Exercise details
Every line of the records below should be restated exactly.

------ Provided data ------

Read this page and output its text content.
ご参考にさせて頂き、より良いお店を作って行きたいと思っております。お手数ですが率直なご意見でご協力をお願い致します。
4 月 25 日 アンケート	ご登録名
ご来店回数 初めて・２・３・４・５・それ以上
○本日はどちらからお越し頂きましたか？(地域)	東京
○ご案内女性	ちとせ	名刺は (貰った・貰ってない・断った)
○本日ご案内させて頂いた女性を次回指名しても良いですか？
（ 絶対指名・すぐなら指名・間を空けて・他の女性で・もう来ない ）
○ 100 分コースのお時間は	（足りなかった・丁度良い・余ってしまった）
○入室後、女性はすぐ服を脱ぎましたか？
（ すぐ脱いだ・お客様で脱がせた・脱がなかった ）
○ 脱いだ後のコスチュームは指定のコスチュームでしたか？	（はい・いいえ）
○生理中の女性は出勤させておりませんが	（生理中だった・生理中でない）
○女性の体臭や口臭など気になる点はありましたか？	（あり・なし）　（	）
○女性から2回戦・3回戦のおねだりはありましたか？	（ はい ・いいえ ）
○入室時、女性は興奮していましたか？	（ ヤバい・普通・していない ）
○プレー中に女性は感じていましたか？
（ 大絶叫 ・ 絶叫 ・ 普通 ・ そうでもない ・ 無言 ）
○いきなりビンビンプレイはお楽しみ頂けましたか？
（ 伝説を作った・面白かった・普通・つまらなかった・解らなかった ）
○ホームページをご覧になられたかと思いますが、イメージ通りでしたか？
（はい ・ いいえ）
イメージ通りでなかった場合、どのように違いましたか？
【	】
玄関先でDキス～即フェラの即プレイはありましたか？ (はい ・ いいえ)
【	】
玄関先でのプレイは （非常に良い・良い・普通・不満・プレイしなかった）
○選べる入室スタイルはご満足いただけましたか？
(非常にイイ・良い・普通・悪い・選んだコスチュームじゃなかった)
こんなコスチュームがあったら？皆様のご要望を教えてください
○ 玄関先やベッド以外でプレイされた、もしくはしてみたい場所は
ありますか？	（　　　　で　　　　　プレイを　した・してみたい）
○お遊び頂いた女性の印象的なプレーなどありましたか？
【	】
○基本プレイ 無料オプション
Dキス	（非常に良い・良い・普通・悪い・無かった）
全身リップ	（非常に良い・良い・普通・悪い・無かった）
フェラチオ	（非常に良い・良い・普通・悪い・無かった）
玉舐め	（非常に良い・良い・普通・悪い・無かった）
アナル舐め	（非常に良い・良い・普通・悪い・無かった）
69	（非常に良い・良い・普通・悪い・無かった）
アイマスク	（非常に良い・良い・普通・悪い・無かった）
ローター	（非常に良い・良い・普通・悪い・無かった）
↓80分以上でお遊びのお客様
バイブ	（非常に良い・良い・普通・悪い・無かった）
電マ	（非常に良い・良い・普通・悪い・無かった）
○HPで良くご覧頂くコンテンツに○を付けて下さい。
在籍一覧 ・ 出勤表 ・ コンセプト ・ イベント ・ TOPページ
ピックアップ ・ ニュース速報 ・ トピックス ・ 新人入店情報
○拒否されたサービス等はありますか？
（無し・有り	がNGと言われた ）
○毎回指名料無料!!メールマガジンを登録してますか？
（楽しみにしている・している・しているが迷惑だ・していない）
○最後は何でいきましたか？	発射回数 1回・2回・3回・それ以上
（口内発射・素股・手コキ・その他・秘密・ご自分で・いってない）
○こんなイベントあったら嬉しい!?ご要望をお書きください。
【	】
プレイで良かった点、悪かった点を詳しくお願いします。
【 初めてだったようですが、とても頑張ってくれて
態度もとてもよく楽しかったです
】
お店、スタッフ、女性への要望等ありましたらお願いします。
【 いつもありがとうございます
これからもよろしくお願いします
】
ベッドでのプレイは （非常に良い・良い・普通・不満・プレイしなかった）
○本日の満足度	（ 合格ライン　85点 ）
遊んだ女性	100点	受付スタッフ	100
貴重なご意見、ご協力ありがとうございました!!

------

Written reply
Read this page and output its text content.
ご参考にさせて頂き、より良いお店を作って行きたいと思っております。お手数ですが率直なご意見でご協力をお願い致します。
4 月 25 日 アンケート	ご登録名
ご来店回数 初めて・２・３・４・５・それ以上
○本日はどちらからお越し頂きましたか？(地域)	東京
○ご案内女性	ちとせ	名刺は (貰った・貰ってない・断った)
○本日ご案内させて頂いた女性を次回指名しても良いですか？
（ 絶対指名・すぐなら指名・間を空けて・他の女性で・もう来ない ）
○ 100 分コースのお時間は	（足りなかった・丁度良い・余ってしまった）
○入室後、女性はすぐ服を脱ぎましたか？
（ すぐ脱いだ・お客様で脱がせた・脱がなかった ）
○ 脱いだ後のコスチュームは指定のコスチュームでしたか？	（はい・いいえ）
○生理中の女性は出勤させておりませんが	（生理中だった・生理中でない）
○女性の体臭や口臭など気になる点はありましたか？	（あり・なし）　（	）
○女性から2回戦・3回戦のおねだりはありましたか？	（ はい ・いいえ ）
○入室時、女性は興奮していましたか？	（ ヤバい・普通・していない ）
○プレー中に女性は感じていましたか？
（ 大絶叫 ・ 絶叫 ・ 普通 ・ そうでもない ・ 無言 ）
○いきなりビンビンプレイはお楽しみ頂けましたか？
（ 伝説を作った・面白かった・普通・つまらなかった・解らなかった ）
○ホームページをご覧になられたかと思いますが、イメージ通りでしたか？
（はい ・ いいえ）
イメージ通りでなかった場合、どのように違いましたか？
【	】
玄関先でDキス～即フェラの即プレイはありましたか？ (はい ・ いいえ)
【	】
玄関先でのプレイは （非常に良い・良い・普通・不満・プレイしなかった）
○選べる入室スタイルはご満足いただけましたか？
(非常にイイ・良い・普通・悪い・選んだコスチュームじゃなかった)
こんなコスチュームがあったら？皆様のご要望を教えてください
○ 玄関先やベッド以外でプレイされた、もしくはしてみたい場所は
ありますか？	（　　　　で　　　　　プレイを　した・してみたい）
○お遊び頂いた女性の印象的なプレーなどありましたか？
【	】
○基本プレイ 無料オプション
Dキス	（非常に良い・良い・普通・悪い・無かった）
全身リップ	（非常に良い・良い・普通・悪い・無かった）
フェラチオ	（非常に良い・良い・普通・悪い・無かった）
玉舐め	（非常に良い・良い・普通・悪い・無かった）
アナル舐め	（非常に良い・良い・普通・悪い・無かった）
69	（非常に良い・良い・普通・悪い・無かった）
アイマスク	（非常に良い・良い・普通・悪い・無かった）
ローター	（非常に良い・良い・普通・悪い・無かった）
↓80分以上でお遊びのお客様
バイブ	（非常に良い・良い・普通・悪い・無かった）
電マ	（非常に良い・良い・普通・悪い・無かった）
○HPで良くご覧頂くコンテンツに○を付けて下さい。
在籍一覧 ・ 出勤表 ・ コンセプト ・ イベント ・ TOPページ
ピックアップ ・ ニュース速報 ・ トピックス ・ 新人入店情報
○拒否されたサービス等はありますか？
（無し・有り	がNGと言われた ）
○毎回指名料無料!!メールマガジンを登録してますか？
（楽しみにしている・している・しているが迷惑だ・していない）
○最後は何でいきましたか？	発射回数 1回・2回・3回・それ以上
（口内発射・素股・手コキ・その他・秘密・ご自分で・いってない）
○こんなイベントあったら嬉しい!?ご要望をお書きください。
【	】
プレイで良かった点、悪かった点を詳しくお願いします。
【 初めてだったようですが、とても頑張ってくれて
態度もとてもよく楽しかったです
】
お店、スタッフ、女性への要望等ありましたらお願いします。
【 いつもありがとうございます
これからもよろしくお願いします
】
ベッドでのプレイは （非常に良い・良い・普通・不満・プレイしなかった）
○本日の満足度	（ 合格ライン　85点 ）
遊んだ女性	100点	受付スタッフ	100
貴重なご意見、ご協力ありがとうございました!!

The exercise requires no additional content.